Output the lines below word for word, beginning at the line containing "- sub-session-packs-label: Session" and continuing through the line containing "- zanda-logo-icon[interactable]: [24, 10, 54, 40]", including both of those lines and nothing else.

Start of DATA SHOWN

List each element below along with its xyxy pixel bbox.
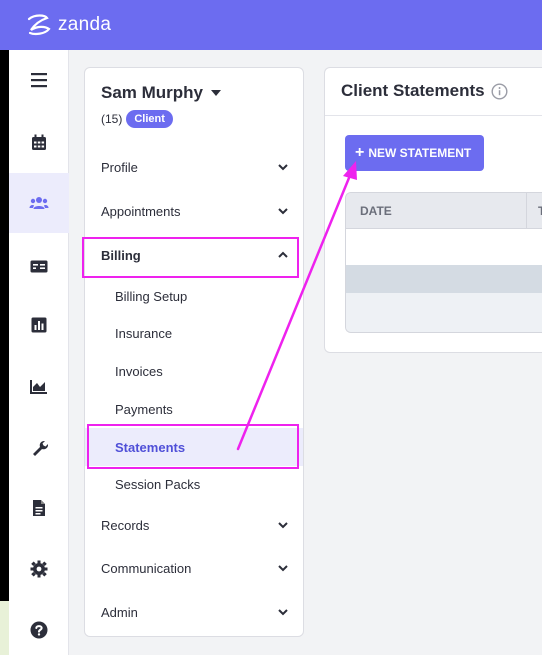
- sub-session-packs-label: Session Packs: [115, 476, 201, 492]
- chevron-down-icon: [278, 565, 288, 572]
- nav-communication-label: Communication: [101, 560, 192, 576]
- sub-session-packs[interactable]: Session Packs: [85, 469, 303, 499]
- document-icon: [33, 500, 45, 516]
- rail-gear[interactable]: [9, 539, 69, 599]
- table-row: [346, 229, 542, 265]
- client-selector[interactable]: Sam Murphy: [101, 83, 222, 103]
- menu-toggle[interactable]: [9, 50, 69, 110]
- left-strip-accent: [0, 601, 9, 655]
- chevron-down-icon: [278, 609, 288, 616]
- zanda-logo-icon[interactable]: [24, 10, 54, 40]
- top-bar: zanda: [0, 0, 542, 50]
- wrench-icon: [32, 440, 48, 456]
- column-separator: [526, 193, 527, 229]
- table-header: DATE T: [346, 193, 542, 229]
- sub-insurance-label: Insurance: [115, 325, 173, 341]
- page-title: Client Statements: [341, 81, 508, 101]
- sub-billing-setup-label: Billing Setup: [115, 288, 188, 304]
- sub-payments-label: Payments: [115, 401, 173, 417]
- plus-icon: +: [355, 144, 365, 161]
- rail-documents[interactable]: [9, 478, 69, 538]
- rail-help[interactable]: [9, 600, 69, 655]
- client-meta: (15) Client: [101, 110, 173, 128]
- table-row: [346, 265, 542, 293]
- sub-payments[interactable]: Payments: [85, 394, 303, 424]
- chevron-down-icon: [278, 164, 288, 171]
- sub-statements-label: Statements: [115, 439, 186, 455]
- nav-communication[interactable]: Communication: [85, 553, 303, 583]
- gear-icon: [30, 560, 48, 578]
- rail-settings-tools[interactable]: [9, 417, 69, 477]
- client-name: Sam Murphy: [101, 83, 204, 102]
- new-statement-button[interactable]: + NEW STATEMENT: [345, 135, 484, 171]
- bar-chart-icon: [31, 317, 47, 333]
- info-icon[interactable]: [491, 82, 508, 100]
- caret-down-icon: [211, 90, 222, 96]
- table-row: [346, 293, 542, 332]
- area-chart-icon: [30, 379, 47, 394]
- page-title-text: Client Statements: [341, 81, 485, 100]
- client-count: (15): [101, 112, 123, 126]
- client-badge: Client: [126, 110, 173, 128]
- rail-cards[interactable]: [9, 236, 69, 296]
- nav-records-label: Records: [101, 517, 150, 533]
- left-strip: [0, 50, 9, 655]
- statements-card: Client Statements + NEW STATEMENT DATE T: [324, 67, 542, 353]
- column-header-type[interactable]: T: [538, 193, 542, 229]
- sub-billing-setup[interactable]: Billing Setup: [85, 281, 303, 311]
- users-icon: [29, 197, 49, 209]
- icon-rail: [9, 50, 69, 655]
- nav-appointments[interactable]: Appointments: [85, 196, 303, 226]
- rail-reports[interactable]: [9, 295, 69, 355]
- rail-calendar[interactable]: [9, 112, 69, 172]
- nav-appointments-label: Appointments: [101, 203, 181, 219]
- sub-insurance[interactable]: Insurance: [85, 318, 303, 348]
- calendar-icon: [32, 134, 46, 150]
- chevron-down-icon: [278, 208, 288, 215]
- nav-profile-label: Profile: [101, 159, 138, 175]
- new-statement-label: NEW STATEMENT: [368, 146, 472, 160]
- nav-billing-label: Billing: [101, 247, 141, 263]
- sub-invoices-label: Invoices: [115, 363, 163, 379]
- chevron-down-icon: [278, 522, 288, 529]
- nav-billing[interactable]: Billing: [85, 240, 303, 270]
- hamburger-icon: [31, 73, 47, 88]
- chevron-up-icon: [278, 251, 288, 258]
- sub-statements[interactable]: Statements: [85, 428, 303, 466]
- client-panel: Sam Murphy (15) Client Profile Appointme…: [84, 67, 304, 637]
- nav-records[interactable]: Records: [85, 510, 303, 540]
- brand-name: zanda: [58, 14, 112, 35]
- title-divider: [325, 115, 542, 116]
- nav-profile[interactable]: Profile: [85, 152, 303, 182]
- id-card-icon: [30, 260, 48, 272]
- nav-admin-label: Admin: [101, 604, 138, 620]
- column-header-date[interactable]: DATE: [360, 193, 392, 229]
- help-icon: [30, 621, 48, 639]
- sub-invoices[interactable]: Invoices: [85, 356, 303, 386]
- statements-table: DATE T: [345, 192, 542, 333]
- rail-clients[interactable]: [9, 173, 69, 233]
- nav-admin[interactable]: Admin: [85, 597, 303, 627]
- rail-analytics[interactable]: [9, 356, 69, 416]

End of DATA SHOWN

**REPLY**
- sub-session-packs-label: Session Packs: [115, 476, 201, 492]
- chevron-down-icon: [278, 565, 288, 572]
- nav-communication-label: Communication: [101, 560, 192, 576]
- sub-session-packs[interactable]: Session Packs: [85, 469, 303, 499]
- document-icon: [33, 500, 45, 516]
- rail-gear[interactable]: [9, 539, 69, 599]
- table-row: [346, 229, 542, 265]
- client-selector[interactable]: Sam Murphy: [101, 83, 222, 103]
- menu-toggle[interactable]: [9, 50, 69, 110]
- left-strip-accent: [0, 601, 9, 655]
- chevron-down-icon: [278, 609, 288, 616]
- zanda-logo-icon[interactable]: [24, 10, 54, 40]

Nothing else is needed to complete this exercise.